• **Instructions for the task**
Go through the entries and say how many lines contain the string "بهره". The number is the whole answer.

━━━ Records ━━━

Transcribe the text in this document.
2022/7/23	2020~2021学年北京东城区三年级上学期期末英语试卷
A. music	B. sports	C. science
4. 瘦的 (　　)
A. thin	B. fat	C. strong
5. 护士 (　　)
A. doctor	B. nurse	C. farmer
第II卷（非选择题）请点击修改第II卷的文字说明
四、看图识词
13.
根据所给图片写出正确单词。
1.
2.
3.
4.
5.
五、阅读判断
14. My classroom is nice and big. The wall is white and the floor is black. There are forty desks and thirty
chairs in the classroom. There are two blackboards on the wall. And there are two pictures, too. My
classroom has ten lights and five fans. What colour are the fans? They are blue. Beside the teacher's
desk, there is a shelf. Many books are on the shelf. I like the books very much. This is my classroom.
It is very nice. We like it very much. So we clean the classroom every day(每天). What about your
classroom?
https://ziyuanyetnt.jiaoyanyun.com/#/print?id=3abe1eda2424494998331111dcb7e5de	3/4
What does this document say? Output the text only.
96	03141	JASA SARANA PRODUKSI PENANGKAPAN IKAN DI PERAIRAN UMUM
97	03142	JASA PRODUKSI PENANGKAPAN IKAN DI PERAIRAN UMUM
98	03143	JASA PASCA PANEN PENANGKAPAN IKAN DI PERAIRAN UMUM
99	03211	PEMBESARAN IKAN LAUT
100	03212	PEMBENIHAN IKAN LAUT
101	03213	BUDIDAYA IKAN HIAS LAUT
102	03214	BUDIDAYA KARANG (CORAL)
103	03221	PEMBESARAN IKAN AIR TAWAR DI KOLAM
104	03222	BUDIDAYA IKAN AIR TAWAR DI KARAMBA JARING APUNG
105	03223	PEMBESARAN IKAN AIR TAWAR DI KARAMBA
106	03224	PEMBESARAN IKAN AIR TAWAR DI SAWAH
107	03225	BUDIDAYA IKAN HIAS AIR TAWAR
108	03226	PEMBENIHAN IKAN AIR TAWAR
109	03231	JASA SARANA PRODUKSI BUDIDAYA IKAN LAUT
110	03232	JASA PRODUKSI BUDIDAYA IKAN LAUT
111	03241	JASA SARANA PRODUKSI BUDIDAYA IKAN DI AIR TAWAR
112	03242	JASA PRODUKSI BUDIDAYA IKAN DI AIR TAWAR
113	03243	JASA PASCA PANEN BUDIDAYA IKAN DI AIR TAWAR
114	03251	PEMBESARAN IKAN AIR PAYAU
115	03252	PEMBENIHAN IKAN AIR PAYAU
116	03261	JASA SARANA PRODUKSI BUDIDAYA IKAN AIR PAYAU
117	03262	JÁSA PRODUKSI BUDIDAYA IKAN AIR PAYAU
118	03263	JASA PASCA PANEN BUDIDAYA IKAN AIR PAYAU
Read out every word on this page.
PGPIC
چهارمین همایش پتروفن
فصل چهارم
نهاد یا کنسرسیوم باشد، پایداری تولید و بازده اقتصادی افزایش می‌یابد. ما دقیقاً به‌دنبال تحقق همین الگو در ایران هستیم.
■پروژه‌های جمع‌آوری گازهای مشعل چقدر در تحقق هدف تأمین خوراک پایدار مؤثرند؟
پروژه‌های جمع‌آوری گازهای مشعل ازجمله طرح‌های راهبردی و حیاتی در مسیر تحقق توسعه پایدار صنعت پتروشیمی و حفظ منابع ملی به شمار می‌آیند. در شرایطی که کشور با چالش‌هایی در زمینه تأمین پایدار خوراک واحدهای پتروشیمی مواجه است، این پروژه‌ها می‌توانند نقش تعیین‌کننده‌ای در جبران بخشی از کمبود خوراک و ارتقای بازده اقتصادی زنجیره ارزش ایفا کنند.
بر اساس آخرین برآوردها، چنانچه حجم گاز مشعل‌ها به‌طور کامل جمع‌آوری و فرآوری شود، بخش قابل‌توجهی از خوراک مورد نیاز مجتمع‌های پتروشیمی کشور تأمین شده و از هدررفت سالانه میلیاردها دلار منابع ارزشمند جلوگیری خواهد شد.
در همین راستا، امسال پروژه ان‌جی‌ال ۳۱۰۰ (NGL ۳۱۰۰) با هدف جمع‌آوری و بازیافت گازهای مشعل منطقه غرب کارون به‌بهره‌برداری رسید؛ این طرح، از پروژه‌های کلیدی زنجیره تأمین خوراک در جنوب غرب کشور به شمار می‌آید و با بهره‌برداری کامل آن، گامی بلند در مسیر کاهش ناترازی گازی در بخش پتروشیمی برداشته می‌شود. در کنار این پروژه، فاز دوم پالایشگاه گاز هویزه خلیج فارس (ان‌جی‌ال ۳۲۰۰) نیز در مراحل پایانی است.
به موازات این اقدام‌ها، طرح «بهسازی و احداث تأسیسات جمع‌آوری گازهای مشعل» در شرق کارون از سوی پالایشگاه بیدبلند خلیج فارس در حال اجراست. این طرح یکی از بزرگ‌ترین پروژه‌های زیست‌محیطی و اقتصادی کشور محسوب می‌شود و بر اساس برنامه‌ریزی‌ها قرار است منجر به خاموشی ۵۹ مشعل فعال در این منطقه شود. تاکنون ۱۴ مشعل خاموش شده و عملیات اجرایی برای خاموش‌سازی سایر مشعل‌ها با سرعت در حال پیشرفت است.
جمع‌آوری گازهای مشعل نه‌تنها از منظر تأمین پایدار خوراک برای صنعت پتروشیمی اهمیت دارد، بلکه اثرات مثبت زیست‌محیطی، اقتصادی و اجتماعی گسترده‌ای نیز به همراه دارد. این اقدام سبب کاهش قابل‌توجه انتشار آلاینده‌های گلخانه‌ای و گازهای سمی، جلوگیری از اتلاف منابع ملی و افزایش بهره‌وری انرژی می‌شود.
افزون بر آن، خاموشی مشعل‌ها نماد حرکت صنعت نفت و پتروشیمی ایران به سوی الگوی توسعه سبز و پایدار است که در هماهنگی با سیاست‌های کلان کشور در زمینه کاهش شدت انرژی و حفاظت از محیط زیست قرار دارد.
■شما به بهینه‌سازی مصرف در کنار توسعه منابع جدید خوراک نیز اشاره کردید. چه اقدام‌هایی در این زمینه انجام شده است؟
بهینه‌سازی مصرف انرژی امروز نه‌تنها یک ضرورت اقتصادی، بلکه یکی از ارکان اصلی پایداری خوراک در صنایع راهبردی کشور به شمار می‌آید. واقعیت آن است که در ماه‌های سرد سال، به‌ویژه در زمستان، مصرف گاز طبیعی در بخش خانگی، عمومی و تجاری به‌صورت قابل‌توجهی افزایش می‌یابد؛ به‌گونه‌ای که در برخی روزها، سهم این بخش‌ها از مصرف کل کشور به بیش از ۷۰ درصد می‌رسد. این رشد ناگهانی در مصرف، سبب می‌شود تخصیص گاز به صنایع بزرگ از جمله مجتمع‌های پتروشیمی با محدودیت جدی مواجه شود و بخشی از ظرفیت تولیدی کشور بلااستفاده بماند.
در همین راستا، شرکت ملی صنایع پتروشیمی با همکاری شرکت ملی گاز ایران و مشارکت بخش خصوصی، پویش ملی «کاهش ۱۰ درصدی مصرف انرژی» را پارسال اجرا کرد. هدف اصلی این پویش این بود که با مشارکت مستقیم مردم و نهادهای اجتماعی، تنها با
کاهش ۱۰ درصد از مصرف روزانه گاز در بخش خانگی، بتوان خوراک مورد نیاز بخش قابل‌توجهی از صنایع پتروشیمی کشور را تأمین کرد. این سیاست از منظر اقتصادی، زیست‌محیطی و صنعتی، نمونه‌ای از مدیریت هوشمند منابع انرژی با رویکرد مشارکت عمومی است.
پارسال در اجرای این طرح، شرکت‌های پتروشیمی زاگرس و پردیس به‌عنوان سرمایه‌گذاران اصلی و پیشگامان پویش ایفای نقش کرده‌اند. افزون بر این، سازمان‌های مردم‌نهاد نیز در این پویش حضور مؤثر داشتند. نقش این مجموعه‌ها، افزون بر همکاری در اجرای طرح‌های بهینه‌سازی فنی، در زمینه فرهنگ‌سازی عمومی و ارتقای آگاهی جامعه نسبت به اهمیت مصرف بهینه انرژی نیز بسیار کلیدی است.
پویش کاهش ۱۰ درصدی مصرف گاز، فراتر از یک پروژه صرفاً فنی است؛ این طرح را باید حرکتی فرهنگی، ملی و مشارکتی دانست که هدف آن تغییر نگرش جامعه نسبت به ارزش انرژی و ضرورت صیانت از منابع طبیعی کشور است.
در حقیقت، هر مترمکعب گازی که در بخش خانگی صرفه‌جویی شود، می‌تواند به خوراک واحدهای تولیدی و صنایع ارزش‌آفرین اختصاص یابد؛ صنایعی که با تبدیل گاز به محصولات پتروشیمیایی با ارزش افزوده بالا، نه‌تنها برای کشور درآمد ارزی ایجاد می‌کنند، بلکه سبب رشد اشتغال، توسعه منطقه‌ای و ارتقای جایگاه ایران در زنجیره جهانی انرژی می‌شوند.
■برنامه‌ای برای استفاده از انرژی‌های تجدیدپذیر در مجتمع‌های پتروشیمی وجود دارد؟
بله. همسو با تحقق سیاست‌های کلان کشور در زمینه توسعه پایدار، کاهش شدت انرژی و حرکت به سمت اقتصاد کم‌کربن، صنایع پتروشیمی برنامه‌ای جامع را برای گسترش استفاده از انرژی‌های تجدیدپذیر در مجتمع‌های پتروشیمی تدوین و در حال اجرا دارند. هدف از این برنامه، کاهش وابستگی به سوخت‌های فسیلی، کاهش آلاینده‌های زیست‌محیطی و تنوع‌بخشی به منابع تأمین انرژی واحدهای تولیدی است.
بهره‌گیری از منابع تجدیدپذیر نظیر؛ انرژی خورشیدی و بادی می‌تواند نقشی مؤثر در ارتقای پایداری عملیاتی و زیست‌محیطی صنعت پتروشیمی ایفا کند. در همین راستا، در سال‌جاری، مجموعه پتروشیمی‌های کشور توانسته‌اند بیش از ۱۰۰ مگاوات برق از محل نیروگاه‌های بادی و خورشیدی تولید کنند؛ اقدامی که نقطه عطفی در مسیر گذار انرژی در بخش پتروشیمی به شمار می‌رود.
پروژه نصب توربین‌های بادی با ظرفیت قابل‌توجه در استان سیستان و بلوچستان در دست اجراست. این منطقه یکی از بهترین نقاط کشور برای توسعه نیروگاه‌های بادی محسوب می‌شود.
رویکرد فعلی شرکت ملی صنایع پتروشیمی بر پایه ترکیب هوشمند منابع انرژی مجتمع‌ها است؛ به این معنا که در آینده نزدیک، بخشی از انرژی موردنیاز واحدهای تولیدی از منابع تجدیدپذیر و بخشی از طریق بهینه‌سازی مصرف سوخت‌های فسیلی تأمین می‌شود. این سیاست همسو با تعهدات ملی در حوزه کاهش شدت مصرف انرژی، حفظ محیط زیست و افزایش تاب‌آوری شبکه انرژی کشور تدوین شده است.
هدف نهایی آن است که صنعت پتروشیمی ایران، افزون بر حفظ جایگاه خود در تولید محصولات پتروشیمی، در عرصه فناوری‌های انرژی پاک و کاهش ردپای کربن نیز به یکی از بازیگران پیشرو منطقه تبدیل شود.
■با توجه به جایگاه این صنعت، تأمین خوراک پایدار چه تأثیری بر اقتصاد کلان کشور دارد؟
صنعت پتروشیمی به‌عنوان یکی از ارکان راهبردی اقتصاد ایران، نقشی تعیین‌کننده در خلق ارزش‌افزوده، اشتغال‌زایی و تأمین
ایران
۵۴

━━━

• **Answer to the problem**
3